▼

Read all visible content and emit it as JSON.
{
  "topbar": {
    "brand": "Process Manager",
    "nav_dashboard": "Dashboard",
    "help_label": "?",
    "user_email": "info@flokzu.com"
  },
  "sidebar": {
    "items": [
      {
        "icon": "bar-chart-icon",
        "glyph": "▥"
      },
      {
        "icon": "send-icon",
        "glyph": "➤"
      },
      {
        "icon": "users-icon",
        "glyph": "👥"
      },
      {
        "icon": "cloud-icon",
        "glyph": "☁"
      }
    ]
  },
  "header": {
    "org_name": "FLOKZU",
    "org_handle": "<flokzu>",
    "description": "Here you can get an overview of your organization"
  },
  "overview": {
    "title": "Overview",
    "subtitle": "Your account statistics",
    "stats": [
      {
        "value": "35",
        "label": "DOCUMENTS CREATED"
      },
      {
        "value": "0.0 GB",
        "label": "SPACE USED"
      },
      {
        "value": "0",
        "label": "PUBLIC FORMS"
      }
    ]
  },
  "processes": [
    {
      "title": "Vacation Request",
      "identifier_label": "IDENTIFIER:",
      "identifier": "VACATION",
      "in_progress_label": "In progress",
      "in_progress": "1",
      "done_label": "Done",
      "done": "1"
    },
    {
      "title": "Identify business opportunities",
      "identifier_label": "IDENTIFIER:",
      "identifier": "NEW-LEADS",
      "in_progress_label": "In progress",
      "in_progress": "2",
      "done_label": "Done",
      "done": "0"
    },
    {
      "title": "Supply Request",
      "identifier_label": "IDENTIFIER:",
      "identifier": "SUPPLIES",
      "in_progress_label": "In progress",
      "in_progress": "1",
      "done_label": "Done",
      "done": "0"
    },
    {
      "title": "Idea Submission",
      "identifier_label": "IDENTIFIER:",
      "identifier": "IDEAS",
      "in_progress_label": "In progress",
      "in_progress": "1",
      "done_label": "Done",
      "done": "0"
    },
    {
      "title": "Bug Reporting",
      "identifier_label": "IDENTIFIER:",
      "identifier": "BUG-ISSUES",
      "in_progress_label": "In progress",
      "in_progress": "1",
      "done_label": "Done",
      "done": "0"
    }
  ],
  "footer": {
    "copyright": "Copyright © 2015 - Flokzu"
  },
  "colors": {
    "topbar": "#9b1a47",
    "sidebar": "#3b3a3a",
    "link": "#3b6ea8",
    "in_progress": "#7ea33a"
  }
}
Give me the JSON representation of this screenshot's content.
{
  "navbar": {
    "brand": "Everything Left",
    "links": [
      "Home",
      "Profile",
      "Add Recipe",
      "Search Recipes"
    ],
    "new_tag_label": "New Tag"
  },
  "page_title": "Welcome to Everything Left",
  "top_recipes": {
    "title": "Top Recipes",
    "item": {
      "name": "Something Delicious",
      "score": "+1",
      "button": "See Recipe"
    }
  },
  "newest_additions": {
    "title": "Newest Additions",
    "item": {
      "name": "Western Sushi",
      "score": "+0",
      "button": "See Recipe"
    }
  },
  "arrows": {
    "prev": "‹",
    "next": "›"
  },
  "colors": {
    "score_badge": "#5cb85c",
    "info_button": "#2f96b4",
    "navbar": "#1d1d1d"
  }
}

▲
▼

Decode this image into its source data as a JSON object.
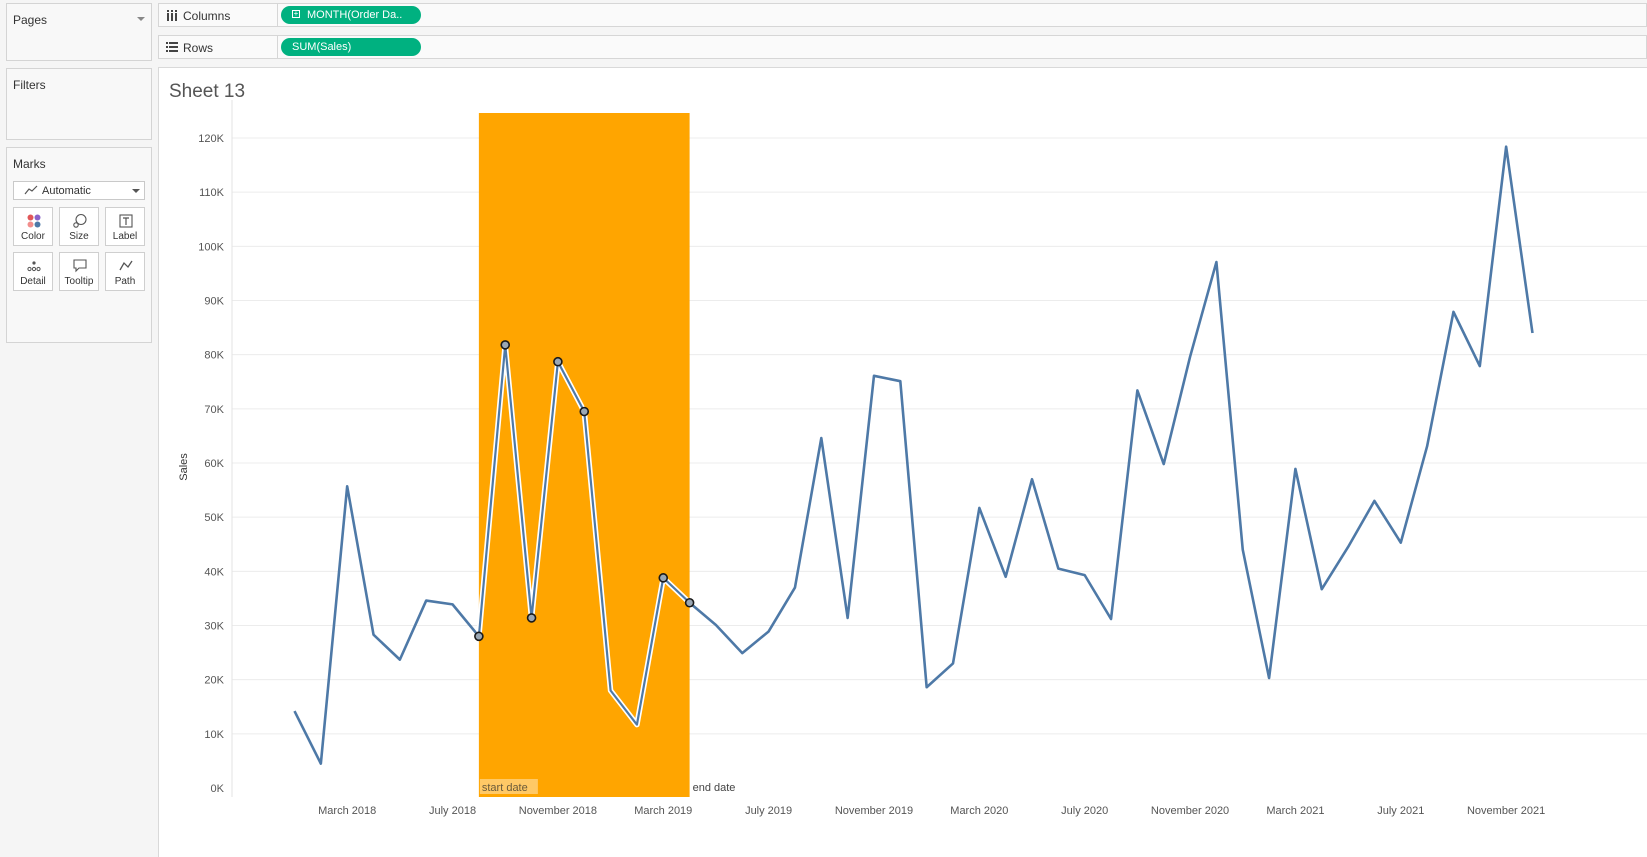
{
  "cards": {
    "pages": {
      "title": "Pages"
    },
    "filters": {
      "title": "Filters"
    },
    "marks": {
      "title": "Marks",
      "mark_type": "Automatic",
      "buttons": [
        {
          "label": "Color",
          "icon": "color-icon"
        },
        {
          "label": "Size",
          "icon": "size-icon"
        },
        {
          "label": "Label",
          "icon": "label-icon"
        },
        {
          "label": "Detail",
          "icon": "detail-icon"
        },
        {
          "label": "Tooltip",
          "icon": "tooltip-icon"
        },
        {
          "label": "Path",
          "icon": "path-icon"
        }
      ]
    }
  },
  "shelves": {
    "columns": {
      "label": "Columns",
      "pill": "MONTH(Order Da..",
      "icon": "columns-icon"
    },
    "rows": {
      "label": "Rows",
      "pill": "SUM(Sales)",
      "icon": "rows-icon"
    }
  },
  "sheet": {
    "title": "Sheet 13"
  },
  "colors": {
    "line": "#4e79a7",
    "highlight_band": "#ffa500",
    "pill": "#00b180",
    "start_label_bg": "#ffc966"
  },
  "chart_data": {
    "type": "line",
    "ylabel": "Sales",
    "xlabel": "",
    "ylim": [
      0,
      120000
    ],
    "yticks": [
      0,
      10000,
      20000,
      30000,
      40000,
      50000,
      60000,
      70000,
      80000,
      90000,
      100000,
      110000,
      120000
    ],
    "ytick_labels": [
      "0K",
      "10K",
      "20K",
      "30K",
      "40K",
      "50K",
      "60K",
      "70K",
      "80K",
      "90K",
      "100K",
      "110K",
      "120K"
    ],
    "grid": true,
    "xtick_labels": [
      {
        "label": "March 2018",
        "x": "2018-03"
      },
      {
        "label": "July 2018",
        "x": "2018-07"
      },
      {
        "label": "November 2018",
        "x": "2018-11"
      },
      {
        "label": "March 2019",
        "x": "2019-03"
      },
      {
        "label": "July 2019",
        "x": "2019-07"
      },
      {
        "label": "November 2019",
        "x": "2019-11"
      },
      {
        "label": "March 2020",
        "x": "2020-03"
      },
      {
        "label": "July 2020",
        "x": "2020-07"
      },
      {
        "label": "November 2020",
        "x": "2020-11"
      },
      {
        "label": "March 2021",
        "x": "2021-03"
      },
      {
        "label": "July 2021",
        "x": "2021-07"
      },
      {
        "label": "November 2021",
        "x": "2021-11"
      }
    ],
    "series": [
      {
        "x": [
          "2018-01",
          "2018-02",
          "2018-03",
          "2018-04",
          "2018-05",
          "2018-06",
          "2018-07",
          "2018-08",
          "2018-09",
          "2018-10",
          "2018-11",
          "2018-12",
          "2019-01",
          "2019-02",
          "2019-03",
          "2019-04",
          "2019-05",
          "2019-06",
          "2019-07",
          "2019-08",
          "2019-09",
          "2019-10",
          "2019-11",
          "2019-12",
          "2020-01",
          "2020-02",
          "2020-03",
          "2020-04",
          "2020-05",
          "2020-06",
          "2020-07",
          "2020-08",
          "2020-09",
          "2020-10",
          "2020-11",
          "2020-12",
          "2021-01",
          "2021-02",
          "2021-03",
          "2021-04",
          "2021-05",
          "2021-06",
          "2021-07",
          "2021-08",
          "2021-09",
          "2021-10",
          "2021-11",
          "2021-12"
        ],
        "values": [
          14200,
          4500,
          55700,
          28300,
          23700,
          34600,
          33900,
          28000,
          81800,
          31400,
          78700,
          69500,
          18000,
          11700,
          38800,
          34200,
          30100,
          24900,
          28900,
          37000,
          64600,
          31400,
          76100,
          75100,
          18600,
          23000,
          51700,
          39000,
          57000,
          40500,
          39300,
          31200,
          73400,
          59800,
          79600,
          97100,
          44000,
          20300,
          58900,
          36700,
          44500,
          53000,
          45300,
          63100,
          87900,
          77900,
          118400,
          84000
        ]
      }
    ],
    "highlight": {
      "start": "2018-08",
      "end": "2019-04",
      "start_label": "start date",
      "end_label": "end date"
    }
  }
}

▲

### EXERCISE DETAILS
Gather up the lines that contain the word "March".

### WRITTEN RESPONSE
        "label": "March 2018",
        "label": "March 2019",
        "label": "March 2020",
        "label": "March 2021",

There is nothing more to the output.